Democracia
LUIS GARCÍA MONTERO
Es difícil que un joven español de hoy pueda comprender lo que significa vivir sin democracia. Por mucho que contemos las cosas, por mucho que argumentemos razones políticas, por muy bien que se entienda conceptualmente la indignidad moral de la dictadura, resulta difícil valorar un sentimiento que no se ha vivido, y afortunadamente hay un gran número de andaluces que ya no saben lo que se siente cuando la vida es una disciplina seca de oraciones impuestas, de uniformes impuestos, de verdades impuestas. La libertad es sólo una palabra bella y demagógica hasta el momento en que desaparece. Entonces uno comprende de qué forma invisible está mezclada con todos nuestros sentimientos, cuando nos reímos, cuando nos besamos, cuando nos atrevemos a pensar y a dar una opinión.

LOS DATOS
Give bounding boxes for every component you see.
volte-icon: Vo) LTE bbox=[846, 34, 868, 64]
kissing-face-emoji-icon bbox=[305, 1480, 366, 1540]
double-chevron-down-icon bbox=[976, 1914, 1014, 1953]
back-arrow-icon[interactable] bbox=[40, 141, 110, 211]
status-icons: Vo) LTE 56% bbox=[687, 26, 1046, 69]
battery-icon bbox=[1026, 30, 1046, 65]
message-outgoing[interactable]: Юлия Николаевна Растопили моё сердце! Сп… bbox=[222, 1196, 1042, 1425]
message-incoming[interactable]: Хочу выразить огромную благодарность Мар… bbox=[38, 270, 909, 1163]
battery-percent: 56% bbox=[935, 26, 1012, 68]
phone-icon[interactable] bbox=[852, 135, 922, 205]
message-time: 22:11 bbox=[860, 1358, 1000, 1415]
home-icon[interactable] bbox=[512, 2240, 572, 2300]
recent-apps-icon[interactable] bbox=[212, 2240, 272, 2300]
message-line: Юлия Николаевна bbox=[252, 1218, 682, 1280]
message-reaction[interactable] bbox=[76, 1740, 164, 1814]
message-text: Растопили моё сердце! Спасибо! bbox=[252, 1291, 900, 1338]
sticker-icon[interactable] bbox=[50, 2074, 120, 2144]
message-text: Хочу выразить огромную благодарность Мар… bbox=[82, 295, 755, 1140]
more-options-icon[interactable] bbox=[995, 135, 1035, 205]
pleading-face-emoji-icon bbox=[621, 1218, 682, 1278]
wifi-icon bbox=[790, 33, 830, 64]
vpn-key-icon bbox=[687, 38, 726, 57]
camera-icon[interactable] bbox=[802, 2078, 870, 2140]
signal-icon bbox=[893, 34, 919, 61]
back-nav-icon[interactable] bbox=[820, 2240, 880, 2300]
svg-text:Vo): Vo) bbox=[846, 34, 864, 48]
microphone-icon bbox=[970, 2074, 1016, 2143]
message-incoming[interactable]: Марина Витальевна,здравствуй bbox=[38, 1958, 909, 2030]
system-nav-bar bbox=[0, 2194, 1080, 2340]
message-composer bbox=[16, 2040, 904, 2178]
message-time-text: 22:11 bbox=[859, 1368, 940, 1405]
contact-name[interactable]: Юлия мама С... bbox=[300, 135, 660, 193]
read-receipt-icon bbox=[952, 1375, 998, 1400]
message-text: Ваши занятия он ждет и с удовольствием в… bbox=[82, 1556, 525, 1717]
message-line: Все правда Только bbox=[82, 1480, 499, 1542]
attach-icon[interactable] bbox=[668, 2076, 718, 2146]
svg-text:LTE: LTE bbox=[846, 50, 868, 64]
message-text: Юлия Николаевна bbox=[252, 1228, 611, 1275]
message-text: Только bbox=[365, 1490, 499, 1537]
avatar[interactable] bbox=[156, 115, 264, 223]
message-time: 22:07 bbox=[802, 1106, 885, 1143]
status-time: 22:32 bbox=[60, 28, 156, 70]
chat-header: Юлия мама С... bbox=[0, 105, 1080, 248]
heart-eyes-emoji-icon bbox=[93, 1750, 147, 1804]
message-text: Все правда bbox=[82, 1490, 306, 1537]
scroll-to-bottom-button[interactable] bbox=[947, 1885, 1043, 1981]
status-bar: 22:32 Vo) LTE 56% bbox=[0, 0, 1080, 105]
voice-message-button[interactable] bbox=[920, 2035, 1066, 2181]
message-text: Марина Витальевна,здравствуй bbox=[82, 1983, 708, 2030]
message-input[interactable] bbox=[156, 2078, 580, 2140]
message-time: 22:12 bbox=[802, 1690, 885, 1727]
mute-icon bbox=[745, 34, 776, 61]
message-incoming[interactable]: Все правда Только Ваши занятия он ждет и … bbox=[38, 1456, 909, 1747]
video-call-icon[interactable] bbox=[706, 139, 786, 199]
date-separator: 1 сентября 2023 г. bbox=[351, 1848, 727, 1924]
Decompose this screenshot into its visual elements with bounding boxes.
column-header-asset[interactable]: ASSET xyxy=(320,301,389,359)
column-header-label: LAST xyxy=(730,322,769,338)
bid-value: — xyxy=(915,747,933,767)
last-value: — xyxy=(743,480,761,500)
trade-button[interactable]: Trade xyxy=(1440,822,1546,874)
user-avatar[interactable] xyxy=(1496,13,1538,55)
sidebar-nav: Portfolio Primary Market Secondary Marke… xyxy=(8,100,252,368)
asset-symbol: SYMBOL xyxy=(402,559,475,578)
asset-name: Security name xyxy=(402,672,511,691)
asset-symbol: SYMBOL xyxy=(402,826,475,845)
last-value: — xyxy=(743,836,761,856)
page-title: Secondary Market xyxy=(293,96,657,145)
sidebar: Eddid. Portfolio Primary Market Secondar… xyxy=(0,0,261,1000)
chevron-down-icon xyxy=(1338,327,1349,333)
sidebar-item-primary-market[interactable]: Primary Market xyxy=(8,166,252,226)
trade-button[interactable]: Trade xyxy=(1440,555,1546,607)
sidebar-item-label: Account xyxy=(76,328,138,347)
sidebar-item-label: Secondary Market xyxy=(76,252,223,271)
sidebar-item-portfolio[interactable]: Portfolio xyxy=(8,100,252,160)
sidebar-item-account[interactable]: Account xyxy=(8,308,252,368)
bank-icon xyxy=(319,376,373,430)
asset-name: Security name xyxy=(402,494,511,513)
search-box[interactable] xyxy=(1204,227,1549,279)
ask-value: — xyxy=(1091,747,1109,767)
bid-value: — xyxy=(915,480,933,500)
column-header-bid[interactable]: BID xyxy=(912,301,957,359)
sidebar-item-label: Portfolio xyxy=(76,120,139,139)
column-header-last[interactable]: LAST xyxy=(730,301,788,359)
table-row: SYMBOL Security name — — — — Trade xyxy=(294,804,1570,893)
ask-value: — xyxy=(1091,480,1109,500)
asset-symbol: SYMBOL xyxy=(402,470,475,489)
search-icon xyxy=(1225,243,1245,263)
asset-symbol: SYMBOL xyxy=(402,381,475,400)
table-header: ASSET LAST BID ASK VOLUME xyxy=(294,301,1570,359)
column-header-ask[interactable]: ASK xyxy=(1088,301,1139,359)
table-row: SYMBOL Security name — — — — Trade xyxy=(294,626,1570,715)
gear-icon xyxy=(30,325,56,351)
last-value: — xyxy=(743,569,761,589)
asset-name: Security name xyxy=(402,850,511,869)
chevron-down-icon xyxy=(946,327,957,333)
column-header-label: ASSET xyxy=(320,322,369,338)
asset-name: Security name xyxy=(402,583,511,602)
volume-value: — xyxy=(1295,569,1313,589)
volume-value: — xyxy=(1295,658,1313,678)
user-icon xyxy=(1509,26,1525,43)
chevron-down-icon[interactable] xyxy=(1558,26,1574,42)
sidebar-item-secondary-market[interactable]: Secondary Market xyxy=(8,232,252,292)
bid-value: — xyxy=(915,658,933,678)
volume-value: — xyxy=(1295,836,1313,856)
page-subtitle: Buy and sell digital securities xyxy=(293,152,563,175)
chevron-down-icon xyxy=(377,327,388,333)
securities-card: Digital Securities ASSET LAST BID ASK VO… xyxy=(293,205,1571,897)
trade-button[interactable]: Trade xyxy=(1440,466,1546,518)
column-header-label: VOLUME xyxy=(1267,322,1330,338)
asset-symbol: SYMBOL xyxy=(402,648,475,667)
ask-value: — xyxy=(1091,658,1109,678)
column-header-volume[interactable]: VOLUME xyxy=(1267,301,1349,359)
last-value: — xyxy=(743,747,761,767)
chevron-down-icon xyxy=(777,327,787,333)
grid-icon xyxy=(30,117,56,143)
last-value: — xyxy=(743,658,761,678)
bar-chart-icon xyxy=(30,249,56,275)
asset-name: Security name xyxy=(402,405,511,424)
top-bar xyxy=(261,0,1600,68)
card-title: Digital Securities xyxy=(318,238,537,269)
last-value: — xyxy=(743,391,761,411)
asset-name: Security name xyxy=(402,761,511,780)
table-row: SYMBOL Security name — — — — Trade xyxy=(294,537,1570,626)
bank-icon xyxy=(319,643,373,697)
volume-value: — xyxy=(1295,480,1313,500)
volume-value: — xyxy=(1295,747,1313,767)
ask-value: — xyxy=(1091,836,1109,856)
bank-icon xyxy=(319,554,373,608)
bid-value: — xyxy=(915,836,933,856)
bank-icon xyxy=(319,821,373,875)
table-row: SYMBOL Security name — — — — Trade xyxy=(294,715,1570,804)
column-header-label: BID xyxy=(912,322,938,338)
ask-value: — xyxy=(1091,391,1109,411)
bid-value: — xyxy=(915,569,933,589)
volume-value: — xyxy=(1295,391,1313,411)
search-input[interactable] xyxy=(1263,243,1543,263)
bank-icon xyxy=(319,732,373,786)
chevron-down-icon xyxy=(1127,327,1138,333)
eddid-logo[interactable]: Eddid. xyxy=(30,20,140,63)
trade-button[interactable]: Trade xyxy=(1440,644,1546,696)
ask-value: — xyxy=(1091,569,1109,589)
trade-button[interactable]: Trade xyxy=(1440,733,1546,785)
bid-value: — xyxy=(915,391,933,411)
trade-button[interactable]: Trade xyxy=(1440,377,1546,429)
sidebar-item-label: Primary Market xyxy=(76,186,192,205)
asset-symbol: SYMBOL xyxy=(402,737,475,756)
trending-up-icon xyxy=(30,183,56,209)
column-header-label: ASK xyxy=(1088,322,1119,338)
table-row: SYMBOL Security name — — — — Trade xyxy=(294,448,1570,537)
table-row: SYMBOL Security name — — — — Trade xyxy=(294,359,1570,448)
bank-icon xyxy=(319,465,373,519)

TAREA PENDIENTE
Retoma, por favor, el texto sobre la democracia y continúalo a partir de su última oración.

RESULTADO
El año en que yo cumplí los 18, edad a la que ahora se empieza a votar, se celebró un homenaje a Federico García Lorca. En 1976, cuarenta años después de su ejecución en el Barranco de Víznar, Fuente Vaqueros se convirtió en una plaza inmensa llena de gente que evocaba al poeta, pedía libertad, escuchaba la voz exiliada de Rafael Alberti y aplaudía los versos de Blas de Otero o de José Agustín Goytisolo. Franco había muerto, pero nos quedaba la momia de su aparato represor, dirigido entonces por Manuel Fraga. Recuerdo perfectamente el miedo que yo sentía (nunca he sido un héroe) cuando el autobús que me llevaba a Fuente Vaqueros iba pasando entre los secaderos de tabaco infectados de jeeps y policías, todos grises. La ventanilla dejaba atrás un paisaje de álamos avergonzados, de represión cargada de memoria, para desembocar en una plaza llena de gente, una multitud que quería también dejar atrás la tachadura que había sufrido según su edad y su suerte, la maleza de amaneceres fríos con humo clerical, de sábanas con olor a cerrado, de temibles orgullos señoritiles o cuartelarios y de palabras disecadas por el miedo, "ten cuidado que te van a decir algo", "tú no te metas en política", "como sigas así, vas a ser un desgraciado". Hay una tachadura íntima que no se puede explicar si no se ha vivido.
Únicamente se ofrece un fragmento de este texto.